■ Exercise prompt ■
Output each line of the listing below as one string in a JSON list, omitting blank lines.

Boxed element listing
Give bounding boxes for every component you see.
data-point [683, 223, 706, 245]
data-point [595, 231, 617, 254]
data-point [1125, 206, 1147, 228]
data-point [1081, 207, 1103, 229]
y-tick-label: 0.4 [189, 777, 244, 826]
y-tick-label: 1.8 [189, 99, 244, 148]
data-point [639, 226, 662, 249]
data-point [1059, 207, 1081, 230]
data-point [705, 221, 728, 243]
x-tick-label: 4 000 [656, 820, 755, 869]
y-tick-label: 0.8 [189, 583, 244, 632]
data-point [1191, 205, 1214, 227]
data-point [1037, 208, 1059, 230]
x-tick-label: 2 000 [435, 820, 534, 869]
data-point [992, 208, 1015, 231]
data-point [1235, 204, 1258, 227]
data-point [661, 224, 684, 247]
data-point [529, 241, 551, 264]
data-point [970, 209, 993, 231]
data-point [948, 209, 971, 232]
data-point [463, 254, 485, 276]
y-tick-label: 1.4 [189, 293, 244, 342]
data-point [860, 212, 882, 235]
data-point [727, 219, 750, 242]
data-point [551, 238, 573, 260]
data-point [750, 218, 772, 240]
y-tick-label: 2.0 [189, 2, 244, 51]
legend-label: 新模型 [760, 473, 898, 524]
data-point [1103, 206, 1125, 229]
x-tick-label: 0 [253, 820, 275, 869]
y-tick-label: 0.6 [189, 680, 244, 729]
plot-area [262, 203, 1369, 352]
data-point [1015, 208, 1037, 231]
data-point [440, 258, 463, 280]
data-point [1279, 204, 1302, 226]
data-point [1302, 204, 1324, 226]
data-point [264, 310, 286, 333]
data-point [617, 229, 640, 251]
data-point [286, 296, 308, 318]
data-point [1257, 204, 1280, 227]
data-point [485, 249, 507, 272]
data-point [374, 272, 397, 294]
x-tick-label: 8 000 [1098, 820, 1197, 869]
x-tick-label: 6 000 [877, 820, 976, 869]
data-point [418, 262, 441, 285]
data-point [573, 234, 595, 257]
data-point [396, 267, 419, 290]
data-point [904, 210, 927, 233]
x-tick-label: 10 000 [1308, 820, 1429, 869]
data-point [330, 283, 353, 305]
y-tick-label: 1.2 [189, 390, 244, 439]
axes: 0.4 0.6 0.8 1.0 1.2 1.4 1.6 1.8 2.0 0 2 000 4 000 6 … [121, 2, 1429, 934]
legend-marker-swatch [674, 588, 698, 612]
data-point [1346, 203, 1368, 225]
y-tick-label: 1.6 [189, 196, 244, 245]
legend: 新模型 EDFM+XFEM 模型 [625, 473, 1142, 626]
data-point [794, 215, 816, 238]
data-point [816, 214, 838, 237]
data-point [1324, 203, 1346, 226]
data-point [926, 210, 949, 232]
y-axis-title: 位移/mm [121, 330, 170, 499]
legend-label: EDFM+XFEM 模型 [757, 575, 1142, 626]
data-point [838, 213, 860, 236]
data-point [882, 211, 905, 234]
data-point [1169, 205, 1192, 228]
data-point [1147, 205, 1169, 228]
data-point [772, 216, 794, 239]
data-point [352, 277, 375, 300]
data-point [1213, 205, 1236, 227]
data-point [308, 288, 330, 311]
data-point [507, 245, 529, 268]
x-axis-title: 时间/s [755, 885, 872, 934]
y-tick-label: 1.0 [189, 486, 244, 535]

■ Expected answer ■
[
  "Give bounding boxes for every component you see.",
  "data-point [683, 223, 706, 245]",
  "data-point [595, 231, 617, 254]",
  "data-point [1125, 206, 1147, 228]",
  "data-point [1081, 207, 1103, 229]",
  "y-tick-label: 0.4 [189, 777, 244, 826]",
  "y-tick-label: 1.8 [189, 99, 244, 148]",
  "data-point [639, 226, 662, 249]",
  "data-point [1059, 207, 1081, 230]",
  "data-point [705, 221, 728, 243]",
  "x-tick-label: 4 000 [656, 820, 755, 869]",
  "y-tick-label: 0.8 [189, 583, 244, 632]",
  "data-point [1191, 205, 1214, 227]",
  "data-point [1037, 208, 1059, 230]",
  "x-tick-label: 2 000 [435, 820, 534, 869]",
  "data-point [992, 208, 1015, 231]",
  "data-point [1235, 204, 1258, 227]",
  "data-point [661, 224, 684, 247]",
  "data-point [529, 241, 551, 264]",
  "data-point [970, 209, 993, 231]",
  "data-point [948, 209, 971, 232]",
  "data-point [463, 254, 485, 276]",
  "y-tick-label: 1.4 [189, 293, 244, 342]",
  "data-point [860, 212, 882, 235]",
  "data-point [727, 219, 750, 242]",
  "data-point [551, 238, 573, 260]",
  "data-point [750, 218, 772, 240]",
  "y-tick-label: 2.0 [189, 2, 244, 51]",
  "legend-label: 新模型 [760, 473, 898, 524]",
  "data-point [1103, 206, 1125, 229]",
  "x-tick-label: 0 [253, 820, 275, 869]",
  "y-tick-label: 0.6 [189, 680, 244, 729]",
  "plot-area [262, 203, 1369, 352]",
  "data-point [1015, 208, 1037, 231]",
  "data-point [440, 258, 463, 280]",
  "data-point [1279, 204, 1302, 226]",
  "data-point [1302, 204, 1324, 226]",
  "data-point [264, 310, 286, 333]",
  "data-point [617, 229, 640, 251]",
  "data-point [286, 296, 308, 318]",
  "data-point [1257, 204, 1280, 227]",
  "data-point [485, 249, 507, 272]",
  "data-point [374, 272, 397, 294]",
  "x-tick-label: 8 000 [1098, 820, 1197, 869]",
  "x-tick-label: 6 000 [877, 820, 976, 869]",
  "data-point [418, 262, 441, 285]",
  "data-point [573, 234, 595, 257]",
  "data-point [396, 267, 419, 290]",
  "data-point [904, 210, 927, 233]",
  "x-tick-label: 10 000 [1308, 820, 1429, 869]",
  "data-point [330, 283, 353, 305]",
  "y-tick-label: 1.2 [189, 390, 244, 439]",
  "axes: 0.4 0.6 0.8 1.0 1.2 1.4 1.6 1.8 2.0 0 2 000 4 000 6 … [121, 2, 1429, 934]",
  "legend-marker-swatch [674, 588, 698, 612]",
  "data-point [1346, 203, 1368, 225]",
  "y-tick-label: 1.6 [189, 196, 244, 245]",
  "legend: 新模型 EDFM+XFEM 模型 [625, 473, 1142, 626]",
  "data-point [794, 215, 816, 238]",
  "data-point [816, 214, 838, 237]",
  "data-point [1324, 203, 1346, 226]",
  "data-point [926, 210, 949, 232]",
  "y-axis-title: 位移/mm [121, 330, 170, 499]",
  "legend-label: EDFM+XFEM 模型 [757, 575, 1142, 626]",
  "data-point [838, 213, 860, 236]",
  "data-point [882, 211, 905, 234]",
  "data-point [1169, 205, 1192, 228]",
  "data-point [1147, 205, 1169, 228]",
  "data-point [772, 216, 794, 239]",
  "data-point [352, 277, 375, 300]",
  "data-point [1213, 205, 1236, 227]",
  "data-point [308, 288, 330, 311]",
  "data-point [507, 245, 529, 268]",
  "x-axis-title: 时间/s [755, 885, 872, 934]",
  "y-tick-label: 1.0 [189, 486, 244, 535]"
]